▶ [Items from a dataset]:
* * * *
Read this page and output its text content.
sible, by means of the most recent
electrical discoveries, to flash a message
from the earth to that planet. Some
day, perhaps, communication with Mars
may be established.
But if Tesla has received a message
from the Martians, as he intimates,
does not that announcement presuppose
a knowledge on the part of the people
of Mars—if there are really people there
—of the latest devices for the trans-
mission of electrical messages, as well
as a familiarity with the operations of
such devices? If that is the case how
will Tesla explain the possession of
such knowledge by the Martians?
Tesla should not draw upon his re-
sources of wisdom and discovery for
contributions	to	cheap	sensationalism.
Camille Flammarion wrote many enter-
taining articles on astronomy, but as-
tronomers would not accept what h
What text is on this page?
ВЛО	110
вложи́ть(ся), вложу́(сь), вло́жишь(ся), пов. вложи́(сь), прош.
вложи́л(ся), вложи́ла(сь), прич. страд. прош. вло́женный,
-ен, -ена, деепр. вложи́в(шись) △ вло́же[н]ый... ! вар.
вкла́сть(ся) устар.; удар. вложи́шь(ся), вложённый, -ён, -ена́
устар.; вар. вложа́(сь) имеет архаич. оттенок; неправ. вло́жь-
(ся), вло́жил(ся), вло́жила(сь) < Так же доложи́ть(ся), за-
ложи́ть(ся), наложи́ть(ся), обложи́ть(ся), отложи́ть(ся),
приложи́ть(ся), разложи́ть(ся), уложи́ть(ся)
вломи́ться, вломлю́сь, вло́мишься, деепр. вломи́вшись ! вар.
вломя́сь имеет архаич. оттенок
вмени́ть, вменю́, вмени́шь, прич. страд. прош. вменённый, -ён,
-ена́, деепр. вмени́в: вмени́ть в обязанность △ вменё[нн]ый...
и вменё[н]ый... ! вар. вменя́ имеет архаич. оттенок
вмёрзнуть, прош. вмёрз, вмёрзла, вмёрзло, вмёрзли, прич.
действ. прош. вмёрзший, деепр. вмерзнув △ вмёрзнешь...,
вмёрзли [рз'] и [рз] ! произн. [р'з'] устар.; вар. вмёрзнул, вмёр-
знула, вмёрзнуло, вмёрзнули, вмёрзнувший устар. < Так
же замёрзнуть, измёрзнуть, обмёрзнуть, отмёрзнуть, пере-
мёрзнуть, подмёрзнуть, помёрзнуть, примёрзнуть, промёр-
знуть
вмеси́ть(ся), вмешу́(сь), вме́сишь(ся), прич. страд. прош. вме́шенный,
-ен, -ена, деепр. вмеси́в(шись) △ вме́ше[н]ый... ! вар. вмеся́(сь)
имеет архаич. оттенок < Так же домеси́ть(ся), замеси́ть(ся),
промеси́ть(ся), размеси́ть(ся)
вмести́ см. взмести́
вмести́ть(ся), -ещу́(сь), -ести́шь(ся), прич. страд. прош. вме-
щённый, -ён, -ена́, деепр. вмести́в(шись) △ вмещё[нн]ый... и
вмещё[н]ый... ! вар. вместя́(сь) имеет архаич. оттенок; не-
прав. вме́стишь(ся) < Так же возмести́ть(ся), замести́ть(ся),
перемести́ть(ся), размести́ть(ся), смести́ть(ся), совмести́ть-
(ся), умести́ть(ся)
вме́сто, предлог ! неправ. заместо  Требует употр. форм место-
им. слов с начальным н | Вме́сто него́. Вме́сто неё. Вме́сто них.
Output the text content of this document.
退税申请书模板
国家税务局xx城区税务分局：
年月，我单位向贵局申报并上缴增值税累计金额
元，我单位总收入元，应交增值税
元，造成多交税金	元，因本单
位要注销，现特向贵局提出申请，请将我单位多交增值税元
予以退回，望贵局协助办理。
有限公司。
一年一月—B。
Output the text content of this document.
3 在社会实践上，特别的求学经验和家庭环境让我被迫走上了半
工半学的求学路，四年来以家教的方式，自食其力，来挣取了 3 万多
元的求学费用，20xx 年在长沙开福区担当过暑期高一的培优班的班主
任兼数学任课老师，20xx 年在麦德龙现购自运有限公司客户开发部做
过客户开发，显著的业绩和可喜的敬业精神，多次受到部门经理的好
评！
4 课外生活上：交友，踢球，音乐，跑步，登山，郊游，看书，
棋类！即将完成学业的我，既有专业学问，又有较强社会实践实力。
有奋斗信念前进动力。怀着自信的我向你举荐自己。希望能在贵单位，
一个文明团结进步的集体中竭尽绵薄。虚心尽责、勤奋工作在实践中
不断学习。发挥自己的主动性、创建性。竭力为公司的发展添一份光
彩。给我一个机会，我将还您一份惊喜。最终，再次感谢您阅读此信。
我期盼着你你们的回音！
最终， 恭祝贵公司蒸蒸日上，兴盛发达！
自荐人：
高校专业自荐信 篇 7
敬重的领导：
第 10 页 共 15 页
* * * *
▶ [PROBLEM STATEMENT]:
Return all the data above once more, precisely as given.

▶ [OUTPUT]:
Read this page and output its text content.
sible, by means of the most recent
electrical discoveries, to flash a message
from the earth to that planet. Some
day, perhaps, communication with Mars
may be established.
But if Tesla has received a message
from the Martians, as he intimates,
does not that announcement presuppose
a knowledge on the part of the people
of Mars—if there are really people there
—of the latest devices for the trans-
mission of electrical messages, as well
as a familiarity with the operations of
such devices? If that is the case how
will Tesla explain the possession of
such knowledge by the Martians?
Tesla should not draw upon his re-
sources of wisdom and discovery for
contributions	to	cheap	sensationalism.
Camille Flammarion wrote many enter-
taining articles on astronomy, but as-
tronomers would not accept what h
What text is on this page?
ВЛО	110
вложи́ть(ся), вложу́(сь), вло́жишь(ся), пов. вложи́(сь), прош.
вложи́л(ся), вложи́ла(сь), прич. страд. прош. вло́женный,
-ен, -ена, деепр. вложи́в(шись) △ вло́же[н]ый... ! вар.
вкла́сть(ся) устар.; удар. вложи́шь(ся), вложённый, -ён, -ена́
устар.; вар. вложа́(сь) имеет архаич. оттенок; неправ. вло́жь-
(ся), вло́жил(ся), вло́жила(сь) < Так же доложи́ть(ся), за-
ложи́ть(ся), наложи́ть(ся), обложи́ть(ся), отложи́ть(ся),
приложи́ть(ся), разложи́ть(ся), уложи́ть(ся)
вломи́ться, вломлю́сь, вло́мишься, деепр. вломи́вшись ! вар.
вломя́сь имеет архаич. оттенок
вмени́ть, вменю́, вмени́шь, прич. страд. прош. вменённый, -ён,
-ена́, деепр. вмени́в: вмени́ть в обязанность △ вменё[нн]ый...
и вменё[н]ый... ! вар. вменя́ имеет архаич. оттенок
вмёрзнуть, прош. вмёрз, вмёрзла, вмёрзло, вмёрзли, прич.
действ. прош. вмёрзший, деепр. вмерзнув △ вмёрзнешь...,
вмёрзли [рз'] и [рз] ! произн. [р'з'] устар.; вар. вмёрзнул, вмёр-
знула, вмёрзнуло, вмёрзнули, вмёрзнувший устар. < Так
же замёрзнуть, измёрзнуть, обмёрзнуть, отмёрзнуть, пере-
мёрзнуть, подмёрзнуть, помёрзнуть, примёрзнуть, промёр-
знуть
вмеси́ть(ся), вмешу́(сь), вме́сишь(ся), прич. страд. прош. вме́шенный,
-ен, -ена, деепр. вмеси́в(шись) △ вме́ше[н]ый... ! вар. вмеся́(сь)
имеет архаич. оттенок < Так же домеси́ть(ся), замеси́ть(ся),
промеси́ть(ся), размеси́ть(ся)
вмести́ см. взмести́
вмести́ть(ся), -ещу́(сь), -ести́шь(ся), прич. страд. прош. вме-
щённый, -ён, -ена́, деепр. вмести́в(шись) △ вмещё[нн]ый... и
вмещё[н]ый... ! вар. вместя́(сь) имеет архаич. оттенок; не-
прав. вме́стишь(ся) < Так же возмести́ть(ся), замести́ть(ся),
перемести́ть(ся), размести́ть(ся), смести́ть(ся), совмести́ть-
(ся), умести́ть(ся)
вме́сто, предлог ! неправ. заместо  Требует употр. форм место-
им. слов с начальным н | Вме́сто него́. Вме́сто неё. Вме́сто них.
Output the text content of this document.
退税申请书模板
国家税务局xx城区税务分局：
年月，我单位向贵局申报并上缴增值税累计金额
元，我单位总收入元，应交增值税
元，造成多交税金	元，因本单
位要注销，现特向贵局提出申请，请将我单位多交增值税元
予以退回，望贵局协助办理。
有限公司。
一年一月—B。
Output the text content of this document.
3 在社会实践上，特别的求学经验和家庭环境让我被迫走上了半
工半学的求学路，四年来以家教的方式，自食其力，来挣取了 3 万多
元的求学费用，20xx 年在长沙开福区担当过暑期高一的培优班的班主
任兼数学任课老师，20xx 年在麦德龙现购自运有限公司客户开发部做
过客户开发，显著的业绩和可喜的敬业精神，多次受到部门经理的好
评！
4 课外生活上：交友，踢球，音乐，跑步，登山，郊游，看书，
棋类！即将完成学业的我，既有专业学问，又有较强社会实践实力。
有奋斗信念前进动力。怀着自信的我向你举荐自己。希望能在贵单位，
一个文明团结进步的集体中竭尽绵薄。虚心尽责、勤奋工作在实践中
不断学习。发挥自己的主动性、创建性。竭力为公司的发展添一份光
彩。给我一个机会，我将还您一份惊喜。最终，再次感谢您阅读此信。
我期盼着你你们的回音！
最终， 恭祝贵公司蒸蒸日上，兴盛发达！
自荐人：
高校专业自荐信 篇 7
敬重的领导：
第 10 页 共 15 页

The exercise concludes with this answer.